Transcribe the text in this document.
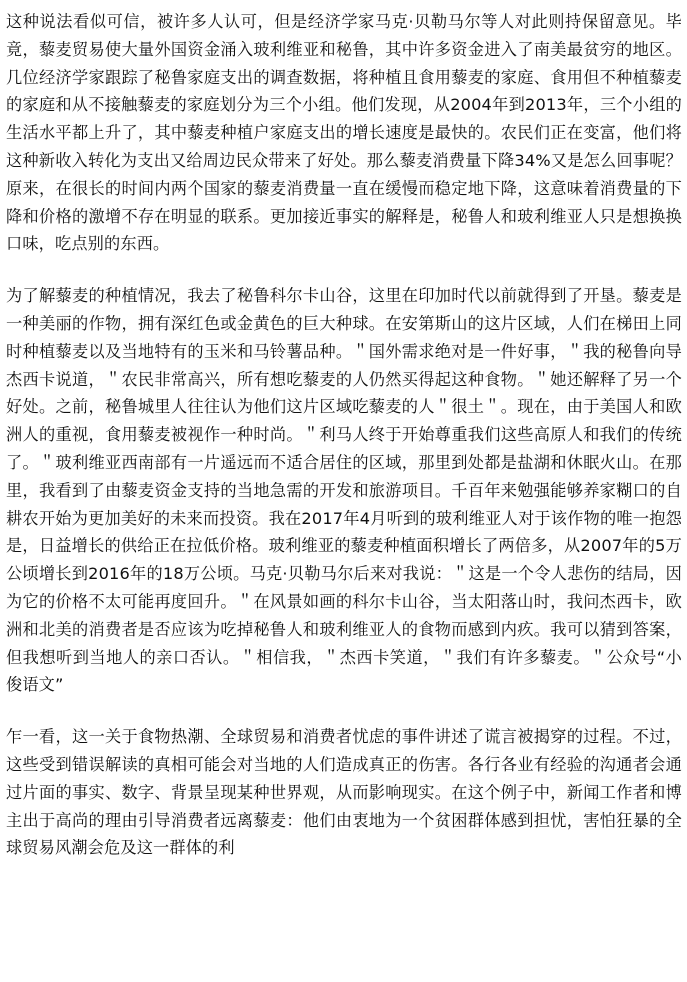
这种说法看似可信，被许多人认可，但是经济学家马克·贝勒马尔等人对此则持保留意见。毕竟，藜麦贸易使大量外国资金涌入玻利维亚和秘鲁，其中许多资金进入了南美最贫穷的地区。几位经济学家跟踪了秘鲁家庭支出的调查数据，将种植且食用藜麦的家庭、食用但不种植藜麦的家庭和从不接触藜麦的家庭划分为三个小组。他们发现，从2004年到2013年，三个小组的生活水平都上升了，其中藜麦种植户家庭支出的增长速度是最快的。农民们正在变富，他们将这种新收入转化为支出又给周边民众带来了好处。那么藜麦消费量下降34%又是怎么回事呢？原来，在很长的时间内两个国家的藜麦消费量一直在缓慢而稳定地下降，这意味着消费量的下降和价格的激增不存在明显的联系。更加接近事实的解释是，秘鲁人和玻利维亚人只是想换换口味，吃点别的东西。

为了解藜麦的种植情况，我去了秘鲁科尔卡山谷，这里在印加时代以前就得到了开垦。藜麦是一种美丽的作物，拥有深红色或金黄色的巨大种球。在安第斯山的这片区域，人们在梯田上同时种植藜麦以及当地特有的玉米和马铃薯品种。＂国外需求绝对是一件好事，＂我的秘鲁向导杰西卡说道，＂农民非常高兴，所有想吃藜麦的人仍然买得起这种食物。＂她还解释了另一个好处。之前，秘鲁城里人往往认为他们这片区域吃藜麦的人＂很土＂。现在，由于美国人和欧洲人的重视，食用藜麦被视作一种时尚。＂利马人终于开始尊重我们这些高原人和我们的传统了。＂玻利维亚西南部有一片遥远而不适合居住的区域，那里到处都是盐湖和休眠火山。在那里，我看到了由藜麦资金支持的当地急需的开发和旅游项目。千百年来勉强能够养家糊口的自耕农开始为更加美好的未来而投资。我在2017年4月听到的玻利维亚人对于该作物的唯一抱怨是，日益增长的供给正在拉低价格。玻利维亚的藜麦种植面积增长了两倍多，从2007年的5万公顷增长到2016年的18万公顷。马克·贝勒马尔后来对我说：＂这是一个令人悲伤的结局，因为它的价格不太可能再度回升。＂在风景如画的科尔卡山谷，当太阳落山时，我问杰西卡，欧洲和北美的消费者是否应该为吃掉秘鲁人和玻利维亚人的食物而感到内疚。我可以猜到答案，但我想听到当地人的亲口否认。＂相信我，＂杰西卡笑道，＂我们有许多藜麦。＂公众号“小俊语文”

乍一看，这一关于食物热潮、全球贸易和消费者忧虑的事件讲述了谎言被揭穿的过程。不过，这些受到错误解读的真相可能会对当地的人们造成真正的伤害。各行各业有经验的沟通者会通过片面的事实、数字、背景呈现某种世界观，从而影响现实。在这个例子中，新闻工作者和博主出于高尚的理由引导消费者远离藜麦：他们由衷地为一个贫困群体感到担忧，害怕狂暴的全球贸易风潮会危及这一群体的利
--
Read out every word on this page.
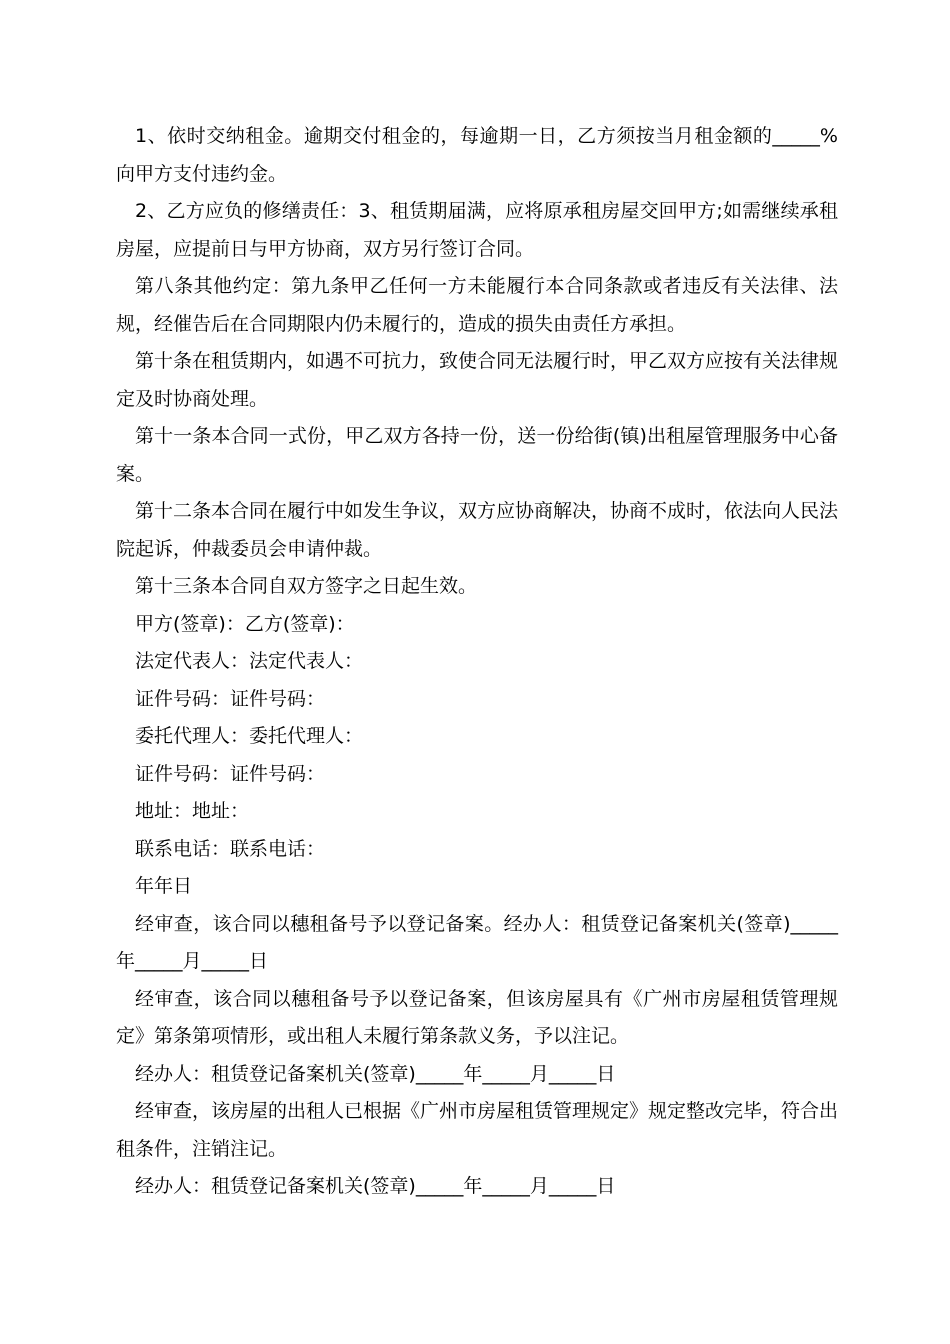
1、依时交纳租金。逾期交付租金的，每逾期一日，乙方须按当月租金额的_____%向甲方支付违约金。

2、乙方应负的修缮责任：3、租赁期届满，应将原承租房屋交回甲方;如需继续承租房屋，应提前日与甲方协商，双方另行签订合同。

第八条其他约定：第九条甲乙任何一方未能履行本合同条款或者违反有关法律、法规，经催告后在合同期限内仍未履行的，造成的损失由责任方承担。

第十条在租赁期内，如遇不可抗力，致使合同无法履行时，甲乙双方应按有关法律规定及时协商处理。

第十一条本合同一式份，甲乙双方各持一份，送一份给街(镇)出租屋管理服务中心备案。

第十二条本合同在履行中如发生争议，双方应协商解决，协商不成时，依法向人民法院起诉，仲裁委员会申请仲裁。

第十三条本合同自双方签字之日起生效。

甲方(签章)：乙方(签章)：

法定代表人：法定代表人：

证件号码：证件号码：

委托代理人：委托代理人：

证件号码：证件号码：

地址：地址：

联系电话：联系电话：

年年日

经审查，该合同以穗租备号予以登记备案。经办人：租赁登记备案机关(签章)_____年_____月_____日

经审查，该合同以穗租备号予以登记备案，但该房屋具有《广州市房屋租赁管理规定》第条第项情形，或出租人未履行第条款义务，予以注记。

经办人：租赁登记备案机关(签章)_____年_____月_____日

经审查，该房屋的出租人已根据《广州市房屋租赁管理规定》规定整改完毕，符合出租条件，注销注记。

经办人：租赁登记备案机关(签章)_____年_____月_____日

### Written problem
Identify each line in the records above that contains the word "this", and copy it out in full.

### Reply to the exercise
Transcribe the text in this document.
Read out every word on this page.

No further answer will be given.